## TAREFA DO EXERCÍCIO
Reproduza fielmente o trecho do texto sobre Günter Grass que começa em "Por Hermann Tertsch" e termina em "econômicas e morais.".

Günter Grass e seu pior segredo

Por Hermann Tertsch




No Verão de 2006, um grupo muito seleto de críticos literários e amigos de Günter Grass recebia os exemplares de uma pequeníssima tiragem de apresentação de seu novo e muito esperado livro: Beim Häuten der Zwiebel (Nas peles da cebola). “Apenas para uso pessoal. Críticas suspensas até 1º de setembro”, advertia-se na capa. Era, ninguém negou mesmo nos debates mais duros que seguiram durante os meses seguintes, um novo e grande livro do escritor de língua alemã mais famoso, lido e influente desde Thomas Mann. Semelhante ao autor de Os Bruddenbrook, Grass havia conseguido juntar sua celebridade e glória como autor ao seu prestígio como intelectual comprometido e uma aura de autoridade moral que carregava o levava a emitir opiniões com grande repercussão sobre muitas questões políticas, sociais, econômicas e morais.

## INFORMAÇÕES APRESENTADAS
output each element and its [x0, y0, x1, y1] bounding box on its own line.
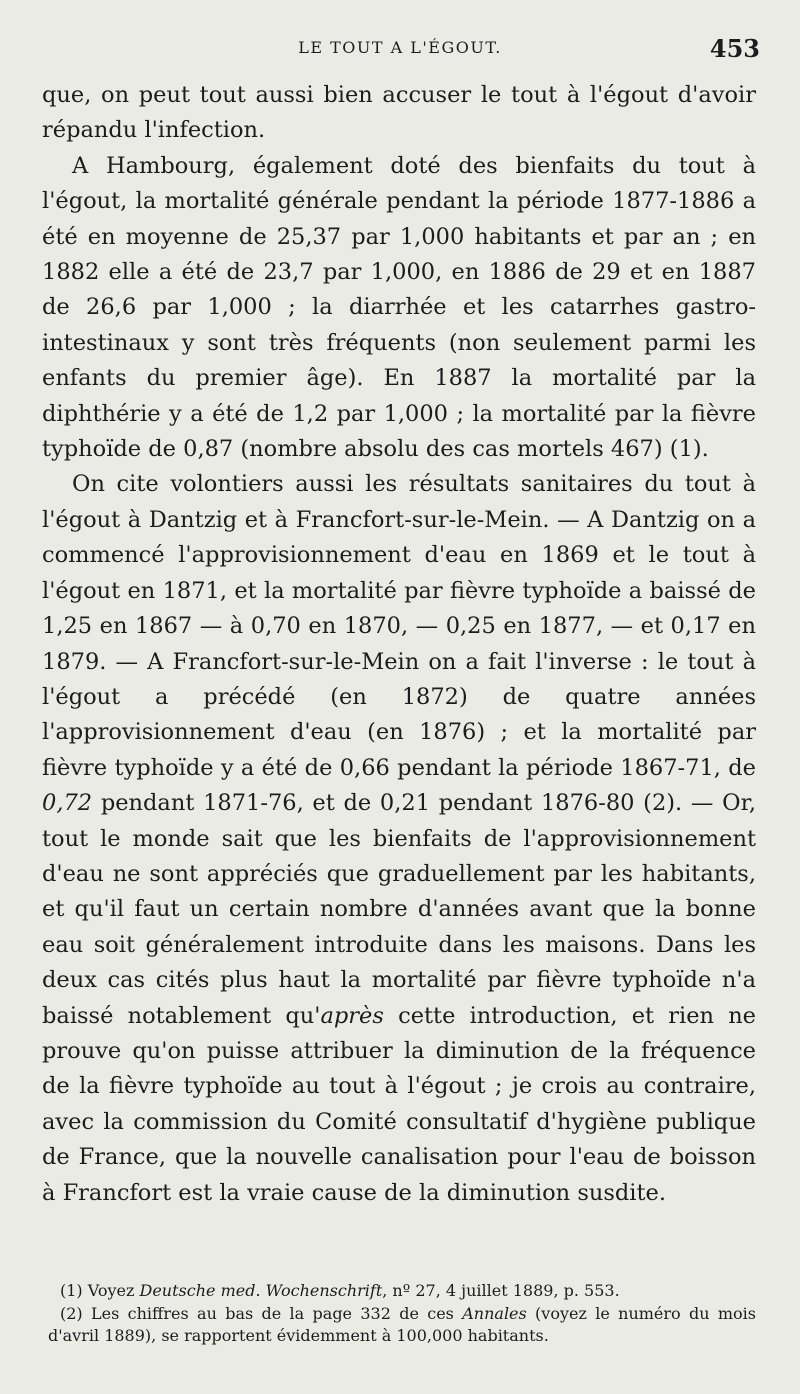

## RESULTADO DA TAREFA
Por Hermann Tertsch




No Verão de 2006, um grupo muito seleto de críticos literários e amigos de Günter Grass recebia os exemplares de uma pequeníssima tiragem de apresentação de seu novo e muito esperado livro: Beim Häuten der Zwiebel (Nas peles da cebola). “Apenas para uso pessoal. Críticas suspensas até 1º de setembro”, advertia-se na capa. Era, ninguém negou mesmo nos debates mais duros que seguiram durante os meses seguintes, um novo e grande livro do escritor de língua alemã mais famoso, lido e influente desde Thomas Mann. Semelhante ao autor de Os Bruddenbrook, Grass havia conseguido juntar sua celebridade e glória como autor ao seu prestígio como intelectual comprometido e uma aura de autoridade moral que carregava o levava a emitir opiniões com grande repercussão sobre muitas questões políticas, sociais, econômicas e morais.